#### [Task goal]
Reproduce the data below line for line, without changing any character, and omit the pictures from your answer.

.....

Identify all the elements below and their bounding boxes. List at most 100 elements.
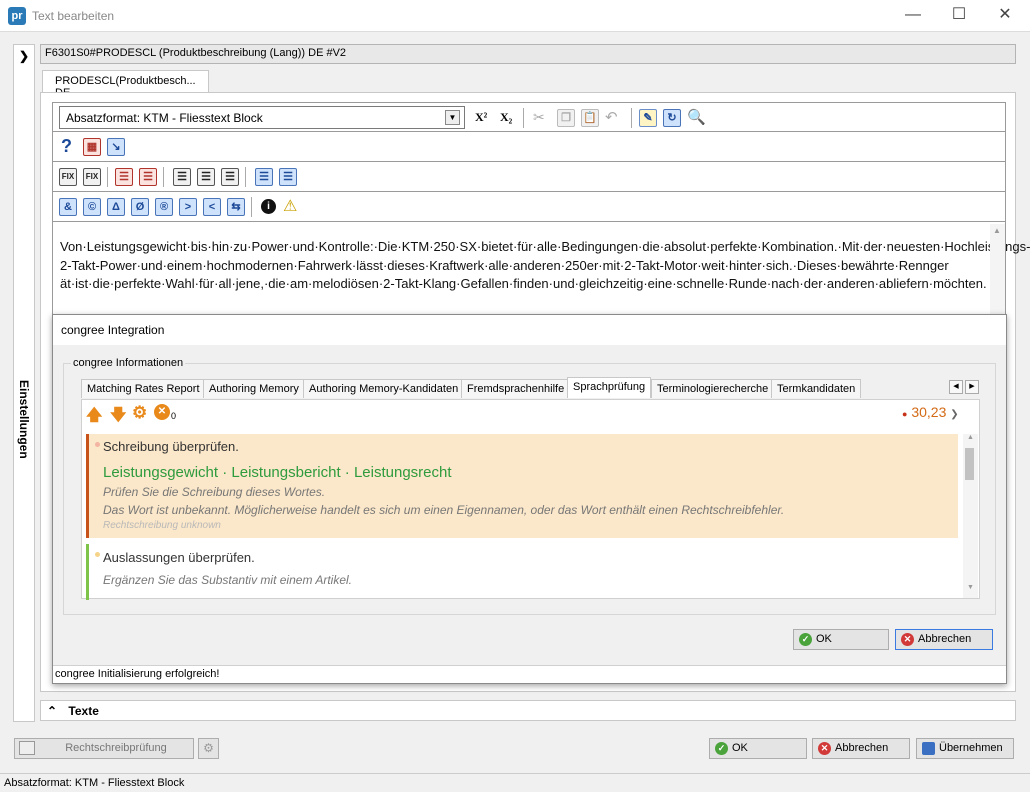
arrow-down-icon[interactable]: 🡇: [110, 404, 126, 431]
superscript-button[interactable]: X²: [475, 110, 487, 125]
status-bar: Absatzformat: KTM - Fliesstext Block: [0, 773, 1030, 792]
paste-icon[interactable]: 📋: [581, 109, 599, 127]
copy-icon[interactable]: ❐: [557, 109, 575, 127]
tab-authoring-memory[interactable]: Authoring Memory: [203, 379, 305, 398]
delta-button[interactable]: Δ: [107, 198, 125, 216]
texte-section[interactable]: ⌃ Texte: [40, 700, 1016, 721]
copyright-button[interactable]: ©: [83, 198, 101, 216]
warning-icon[interactable]: ⚠: [283, 196, 297, 216]
tab-matching-rates-report[interactable]: Matching Rates Report: [81, 379, 206, 398]
paragraph-format-select[interactable]: Absatzformat: KTM - Fliesstext Block: [59, 106, 465, 129]
issue-hint: Prüfen Sie die Schreibung dieses Wortes.: [103, 485, 326, 499]
greater-than-button[interactable]: >: [179, 198, 197, 216]
chevron-down-icon[interactable]: ▼: [445, 110, 460, 125]
issue-suggestions[interactable]: Leistungsgewicht · Leistungsbericht · Le…: [103, 464, 452, 481]
congree-ok-label: OK: [816, 633, 832, 645]
ampersand-button[interactable]: &: [59, 198, 77, 216]
cut-icon[interactable]: ✂: [533, 109, 545, 126]
list-numbered-icon[interactable]: ☰: [197, 168, 215, 186]
subscript-button[interactable]: X₂: [500, 110, 512, 125]
editor-scrollbar[interactable]: ▲: [990, 224, 1005, 314]
book-icon: [19, 741, 35, 755]
document-export-icon[interactable]: ↘: [107, 138, 125, 156]
list-red-numbered-icon[interactable]: ☰: [139, 168, 157, 186]
list-blue-numbered-icon[interactable]: ☰: [279, 168, 297, 186]
tab-sprachpruefung[interactable]: Sprachprüfung: [567, 377, 652, 398]
maximize-icon[interactable]: ☐: [944, 4, 974, 26]
spellcheck-label: Rechtschreibprüfung: [65, 742, 167, 754]
spellcheck-button[interactable]: Rechtschreibprüfung: [14, 738, 194, 759]
tab-termkandidaten[interactable]: Termkandidaten: [771, 379, 862, 398]
chevron-up-icon[interactable]: ▲: [993, 226, 1001, 235]
close-icon[interactable]: ✕: [990, 4, 1020, 26]
spellcheck-settings-icon[interactable]: ⚙: [198, 738, 219, 759]
toolbar-separator: [107, 167, 108, 187]
object-path: F6301S0#PRODESCL (Produktbeschreibung (L…: [40, 44, 1016, 64]
search-icon[interactable]: 🔍: [687, 108, 706, 126]
score-value: 30,23: [911, 404, 947, 420]
quality-score[interactable]: ● 30,23 ❯: [902, 404, 959, 420]
tab-fremdsprachenhilfe[interactable]: Fremdsprachenhilfe: [461, 379, 571, 398]
chevron-up-icon[interactable]: ▲: [967, 434, 974, 441]
apply-button[interactable]: Übernehmen: [916, 738, 1014, 759]
issue-hint: Ergänzen Sie das Substantiv mit einem Ar…: [103, 573, 353, 587]
congree-dialog: congree Integration congree Informatione…: [52, 314, 1007, 684]
issues-scrollbar[interactable]: ▲ ▼: [963, 434, 978, 598]
texte-label: Texte: [68, 704, 99, 718]
save-icon: [922, 742, 935, 755]
diameter-button[interactable]: Ø: [131, 198, 149, 216]
list-blue-icon[interactable]: ☰: [255, 168, 273, 186]
list-red-icon[interactable]: ☰: [115, 168, 133, 186]
issue-dot-icon: [95, 442, 100, 447]
list-icon[interactable]: ☰: [173, 168, 191, 186]
registered-button[interactable]: ®: [155, 198, 173, 216]
editor-text[interactable]: Von·Leistungsgewicht·bis·hin·zu·Power·un…: [60, 238, 1030, 294]
congree-ok-button[interactable]: ✓ OK: [793, 629, 889, 650]
congree-cancel-label: Abbrechen: [918, 633, 972, 645]
cancel-button[interactable]: ✕ Abbrechen: [812, 738, 910, 759]
tab-next-icon[interactable]: ▶: [965, 380, 979, 394]
fix-button-2[interactable]: FIX: [83, 168, 101, 186]
arrow-up-icon[interactable]: 🡅: [86, 404, 102, 431]
swap-button[interactable]: ⇆: [227, 198, 245, 216]
issue-title: Auslassungen überprüfen.: [103, 550, 255, 565]
issue-rule: Rechtschreibung unknown: [103, 520, 221, 531]
scroll-thumb[interactable]: [965, 448, 974, 480]
apply-label: Übernehmen: [939, 742, 1003, 754]
sprachpruefung-panel: 🡅 🡇 ⚙ ✕ 0 ● 30,23 ❯ Schreibung überprüfe…: [81, 399, 980, 600]
chevron-down-icon[interactable]: ▼: [967, 584, 974, 591]
toolbar-separator: [163, 167, 164, 187]
minimize-icon[interactable]: —: [898, 4, 928, 26]
settings-label: Einstellungen: [17, 380, 31, 459]
paragraph-format-value: Absatzformat: KTM - Fliesstext Block: [66, 111, 263, 125]
fix-button-1[interactable]: FIX: [59, 168, 77, 186]
refresh-icon[interactable]: ↻: [663, 109, 681, 127]
tab-terminologierecherche[interactable]: Terminologierecherche: [651, 379, 775, 398]
congree-group-label: congree Informationen: [71, 357, 186, 369]
toolbar-separator: [245, 167, 246, 187]
info-icon[interactable]: i: [261, 199, 276, 214]
ok-button[interactable]: ✓ OK: [709, 738, 807, 759]
tab-authoring-memory-kandidaten[interactable]: Authoring Memory-Kandidaten: [303, 379, 465, 398]
title-bar: pr Text bearbeiten — ☐ ✕: [0, 0, 1030, 32]
congree-cancel-button[interactable]: ✕ Abbrechen: [895, 629, 993, 650]
toolbar-separator: [631, 108, 632, 128]
app-icon: pr: [8, 7, 26, 25]
error-icon[interactable]: ✕: [154, 404, 170, 420]
edit-icon[interactable]: ✎: [639, 109, 657, 127]
issue-spelling[interactable]: Schreibung überprüfen. Leistungsgewicht …: [86, 434, 958, 538]
gear-icon[interactable]: ⚙: [132, 403, 147, 423]
help-icon[interactable]: ?: [61, 136, 72, 157]
issue-dot-icon: [95, 552, 100, 557]
issue-omission[interactable]: Auslassungen überprüfen. Ergänzen Sie da…: [86, 544, 958, 600]
settings-sidebar[interactable]: ❯ Einstellungen: [13, 44, 35, 722]
tab-prodescl[interactable]: PRODESCL(Produktbesch... DE: [42, 70, 209, 99]
toolbar-row-lists: FIX FIX ☰ ☰ ☰ ☰ ☰ ☰ ☰: [52, 162, 1006, 192]
list-indent-icon[interactable]: ☰: [221, 168, 239, 186]
toolbar-row-symbols: & © Δ Ø ® > < ⇆ i ⚠: [52, 192, 1006, 222]
document-red-icon[interactable]: ▦: [83, 138, 101, 156]
less-than-button[interactable]: <: [203, 198, 221, 216]
undo-icon[interactable]: ↶: [605, 108, 618, 126]
chevron-right-icon[interactable]: ❯: [14, 49, 34, 63]
tab-prev-icon[interactable]: ◀: [949, 380, 963, 394]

.....

#### [Result below]
Identify all the elements below and their bounding boxes. List at most 100 elements.
arrow-down-icon[interactable]: 🡇: [110, 404, 126, 431]
superscript-button[interactable]: X²: [475, 110, 487, 125]
status-bar: Absatzformat: KTM - Fliesstext Block: [0, 773, 1030, 792]
paste-icon[interactable]: 📋: [581, 109, 599, 127]
copy-icon[interactable]: ❐: [557, 109, 575, 127]
tab-authoring-memory[interactable]: Authoring Memory: [203, 379, 305, 398]
delta-button[interactable]: Δ: [107, 198, 125, 216]
texte-section[interactable]: ⌃ Texte: [40, 700, 1016, 721]
copyright-button[interactable]: ©: [83, 198, 101, 216]
warning-icon[interactable]: ⚠: [283, 196, 297, 216]
tab-matching-rates-report[interactable]: Matching Rates Report: [81, 379, 206, 398]
paragraph-format-select[interactable]: Absatzformat: KTM - Fliesstext Block: [59, 106, 465, 129]
issue-hint: Prüfen Sie die Schreibung dieses Wortes.: [103, 485, 326, 499]
greater-than-button[interactable]: >: [179, 198, 197, 216]
chevron-down-icon[interactable]: ▼: [445, 110, 460, 125]
issue-suggestions[interactable]: Leistungsgewicht · Leistungsbericht · Le…: [103, 464, 452, 481]
congree-ok-label: OK: [816, 633, 832, 645]
ampersand-button[interactable]: &: [59, 198, 77, 216]
cut-icon[interactable]: ✂: [533, 109, 545, 126]
list-numbered-icon[interactable]: ☰: [197, 168, 215, 186]
subscript-button[interactable]: X₂: [500, 110, 512, 125]
editor-scrollbar[interactable]: ▲: [990, 224, 1005, 314]
book-icon: [19, 741, 35, 755]
document-export-icon[interactable]: ↘: [107, 138, 125, 156]
list-red-numbered-icon[interactable]: ☰: [139, 168, 157, 186]
list-blue-numbered-icon[interactable]: ☰: [279, 168, 297, 186]
tab-sprachpruefung[interactable]: Sprachprüfung: [567, 377, 652, 398]
maximize-icon[interactable]: ☐: [944, 4, 974, 26]
spellcheck-label: Rechtschreibprüfung: [65, 742, 167, 754]
spellcheck-button[interactable]: Rechtschreibprüfung: [14, 738, 194, 759]
tab-termkandidaten[interactable]: Termkandidaten: [771, 379, 862, 398]
chevron-up-icon[interactable]: ▲: [993, 226, 1001, 235]
close-icon[interactable]: ✕: [990, 4, 1020, 26]
spellcheck-settings-icon[interactable]: ⚙: [198, 738, 219, 759]
toolbar-separator: [107, 167, 108, 187]
object-path: F6301S0#PRODESCL (Produktbeschreibung (L…: [40, 44, 1016, 64]
search-icon[interactable]: 🔍: [687, 108, 706, 126]
score-value: 30,23: [911, 404, 947, 420]
quality-score[interactable]: ● 30,23 ❯: [902, 404, 959, 420]
tab-fremdsprachenhilfe[interactable]: Fremdsprachenhilfe: [461, 379, 571, 398]
chevron-up-icon[interactable]: ▲: [967, 434, 974, 441]
apply-button[interactable]: Übernehmen: [916, 738, 1014, 759]
issue-hint: Ergänzen Sie das Substantiv mit einem Ar…: [103, 573, 353, 587]
congree-dialog: congree Integration congree Informatione…: [52, 314, 1007, 684]
issues-scrollbar[interactable]: ▲ ▼: [963, 434, 978, 598]
texte-label: Texte: [68, 704, 99, 718]
save-icon: [922, 742, 935, 755]
diameter-button[interactable]: Ø: [131, 198, 149, 216]
list-blue-icon[interactable]: ☰: [255, 168, 273, 186]
list-red-icon[interactable]: ☰: [115, 168, 133, 186]
issue-dot-icon: [95, 442, 100, 447]
list-icon[interactable]: ☰: [173, 168, 191, 186]
registered-button[interactable]: ®: [155, 198, 173, 216]
editor-text[interactable]: Von·Leistungsgewicht·bis·hin·zu·Power·un…: [60, 238, 1030, 294]
congree-ok-button[interactable]: ✓ OK: [793, 629, 889, 650]
congree-cancel-label: Abbrechen: [918, 633, 972, 645]
cancel-button[interactable]: ✕ Abbrechen: [812, 738, 910, 759]
tab-next-icon[interactable]: ▶: [965, 380, 979, 394]
fix-button-2[interactable]: FIX: [83, 168, 101, 186]
arrow-up-icon[interactable]: 🡅: [86, 404, 102, 431]
swap-button[interactable]: ⇆: [227, 198, 245, 216]
issue-title: Auslassungen überprüfen.: [103, 550, 255, 565]
issue-rule: Rechtschreibung unknown: [103, 520, 221, 531]
scroll-thumb[interactable]: [965, 448, 974, 480]
apply-label: Übernehmen: [939, 742, 1003, 754]
sprachpruefung-panel: 🡅 🡇 ⚙ ✕ 0 ● 30,23 ❯ Schreibung überprüfe…: [81, 399, 980, 600]
chevron-down-icon[interactable]: ▼: [967, 584, 974, 591]
toolbar-separator: [163, 167, 164, 187]
minimize-icon[interactable]: —: [898, 4, 928, 26]
settings-label: Einstellungen: [17, 380, 31, 459]
paragraph-format-value: Absatzformat: KTM - Fliesstext Block: [66, 111, 263, 125]
fix-button-1[interactable]: FIX: [59, 168, 77, 186]
refresh-icon[interactable]: ↻: [663, 109, 681, 127]
tab-terminologierecherche[interactable]: Terminologierecherche: [651, 379, 775, 398]
congree-group-label: congree Informationen: [71, 357, 186, 369]
toolbar-separator: [245, 167, 246, 187]
info-icon[interactable]: i: [261, 199, 276, 214]
ok-button[interactable]: ✓ OK: [709, 738, 807, 759]
tab-authoring-memory-kandidaten[interactable]: Authoring Memory-Kandidaten: [303, 379, 465, 398]
title-bar: pr Text bearbeiten — ☐ ✕: [0, 0, 1030, 32]
congree-cancel-button[interactable]: ✕ Abbrechen: [895, 629, 993, 650]
toolbar-separator: [631, 108, 632, 128]
app-icon: pr: [8, 7, 26, 25]
error-icon[interactable]: ✕: [154, 404, 170, 420]
edit-icon[interactable]: ✎: [639, 109, 657, 127]
issue-spelling[interactable]: Schreibung überprüfen. Leistungsgewicht …: [86, 434, 958, 538]
gear-icon[interactable]: ⚙: [132, 403, 147, 423]
help-icon[interactable]: ?: [61, 136, 72, 157]
issue-dot-icon: [95, 552, 100, 557]
issue-omission[interactable]: Auslassungen überprüfen. Ergänzen Sie da…: [86, 544, 958, 600]
settings-sidebar[interactable]: ❯ Einstellungen: [13, 44, 35, 722]
tab-prodescl[interactable]: PRODESCL(Produktbesch... DE: [42, 70, 209, 99]
toolbar-row-lists: FIX FIX ☰ ☰ ☰ ☰ ☰ ☰ ☰: [52, 162, 1006, 192]
list-indent-icon[interactable]: ☰: [221, 168, 239, 186]
toolbar-row-symbols: & © Δ Ø ® > < ⇆ i ⚠: [52, 192, 1006, 222]
document-red-icon[interactable]: ▦: [83, 138, 101, 156]
less-than-button[interactable]: <: [203, 198, 221, 216]
undo-icon[interactable]: ↶: [605, 108, 618, 126]
chevron-right-icon[interactable]: ❯: [14, 49, 34, 63]
tab-prev-icon[interactable]: ◀: [949, 380, 963, 394]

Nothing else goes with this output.